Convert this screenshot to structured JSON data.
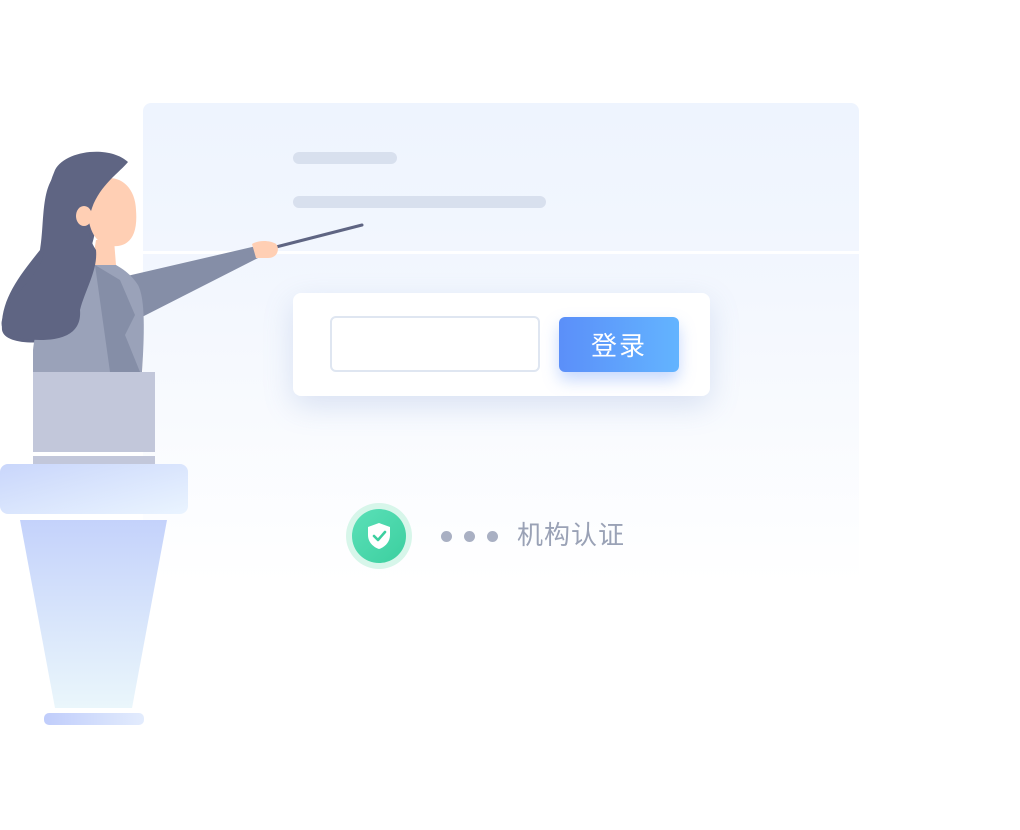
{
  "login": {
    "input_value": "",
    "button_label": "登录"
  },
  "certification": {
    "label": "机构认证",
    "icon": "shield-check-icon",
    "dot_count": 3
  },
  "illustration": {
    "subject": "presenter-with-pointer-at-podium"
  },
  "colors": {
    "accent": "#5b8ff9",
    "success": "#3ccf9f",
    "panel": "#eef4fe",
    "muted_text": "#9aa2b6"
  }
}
———
**EXERCISE GOAL:** Your task is to copy the entries in full and exactly, without any images.

**SOLUTION TO THE EXERCISE:**
Convert this screenshot to structured JSON data.
{
  "login": {
    "input_value": "",
    "button_label": "登录"
  },
  "certification": {
    "label": "机构认证",
    "icon": "shield-check-icon",
    "dot_count": 3
  },
  "illustration": {
    "subject": "presenter-with-pointer-at-podium"
  },
  "colors": {
    "accent": "#5b8ff9",
    "success": "#3ccf9f",
    "panel": "#eef4fe",
    "muted_text": "#9aa2b6"
  }
}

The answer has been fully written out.